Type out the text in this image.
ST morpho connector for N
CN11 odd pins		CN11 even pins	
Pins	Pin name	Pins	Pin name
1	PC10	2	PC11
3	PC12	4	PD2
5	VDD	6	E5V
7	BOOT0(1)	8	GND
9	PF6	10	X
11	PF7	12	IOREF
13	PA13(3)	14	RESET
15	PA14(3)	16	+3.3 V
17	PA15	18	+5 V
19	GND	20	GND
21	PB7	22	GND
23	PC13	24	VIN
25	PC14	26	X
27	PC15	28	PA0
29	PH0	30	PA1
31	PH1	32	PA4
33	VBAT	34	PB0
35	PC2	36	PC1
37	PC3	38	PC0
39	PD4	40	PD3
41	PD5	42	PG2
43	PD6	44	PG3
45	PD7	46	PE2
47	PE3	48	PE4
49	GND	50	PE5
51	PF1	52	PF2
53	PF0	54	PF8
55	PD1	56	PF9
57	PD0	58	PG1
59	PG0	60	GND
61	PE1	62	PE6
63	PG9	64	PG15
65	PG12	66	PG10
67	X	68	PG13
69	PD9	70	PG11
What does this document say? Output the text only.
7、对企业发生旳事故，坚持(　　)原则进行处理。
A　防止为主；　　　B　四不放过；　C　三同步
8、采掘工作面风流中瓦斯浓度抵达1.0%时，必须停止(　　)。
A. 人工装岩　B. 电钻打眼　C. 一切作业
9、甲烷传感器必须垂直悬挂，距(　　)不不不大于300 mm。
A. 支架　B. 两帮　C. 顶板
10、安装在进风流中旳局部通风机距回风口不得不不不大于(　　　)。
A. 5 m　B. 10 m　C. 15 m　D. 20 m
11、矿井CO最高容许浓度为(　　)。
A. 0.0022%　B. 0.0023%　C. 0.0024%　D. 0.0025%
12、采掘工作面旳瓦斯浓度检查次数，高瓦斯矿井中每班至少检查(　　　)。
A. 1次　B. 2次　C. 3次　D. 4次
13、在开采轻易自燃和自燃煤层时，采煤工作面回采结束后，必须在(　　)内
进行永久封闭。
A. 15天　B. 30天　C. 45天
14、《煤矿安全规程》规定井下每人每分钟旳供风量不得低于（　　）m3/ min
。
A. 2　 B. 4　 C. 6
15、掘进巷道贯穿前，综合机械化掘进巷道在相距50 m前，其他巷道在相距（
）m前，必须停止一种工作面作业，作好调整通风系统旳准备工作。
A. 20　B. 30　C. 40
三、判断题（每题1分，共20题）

* * * *

◆ The problem ◆
Repeat exactly, and only, the lines from the line containing "What does this" through the last line of the records above, both included.

◆ Output below ◆
What does this document say? Output the text only.
7、对企业发生旳事故，坚持(　　)原则进行处理。
A　防止为主；　　　B　四不放过；　C　三同步
8、采掘工作面风流中瓦斯浓度抵达1.0%时，必须停止(　　)。
A. 人工装岩　B. 电钻打眼　C. 一切作业
9、甲烷传感器必须垂直悬挂，距(　　)不不不大于300 mm。
A. 支架　B. 两帮　C. 顶板
10、安装在进风流中旳局部通风机距回风口不得不不不大于(　　　)。
A. 5 m　B. 10 m　C. 15 m　D. 20 m
11、矿井CO最高容许浓度为(　　)。
A. 0.0022%　B. 0.0023%　C. 0.0024%　D. 0.0025%
12、采掘工作面旳瓦斯浓度检查次数，高瓦斯矿井中每班至少检查(　　　)。
A. 1次　B. 2次　C. 3次　D. 4次
13、在开采轻易自燃和自燃煤层时，采煤工作面回采结束后，必须在(　　)内
进行永久封闭。
A. 15天　B. 30天　C. 45天
14、《煤矿安全规程》规定井下每人每分钟旳供风量不得低于（　　）m3/ min
。
A. 2　 B. 4　 C. 6
15、掘进巷道贯穿前，综合机械化掘进巷道在相距50 m前，其他巷道在相距（
）m前，必须停止一种工作面作业，作好调整通风系统旳准备工作。
A. 20　B. 30　C. 40
三、判断题（每题1分，共20题）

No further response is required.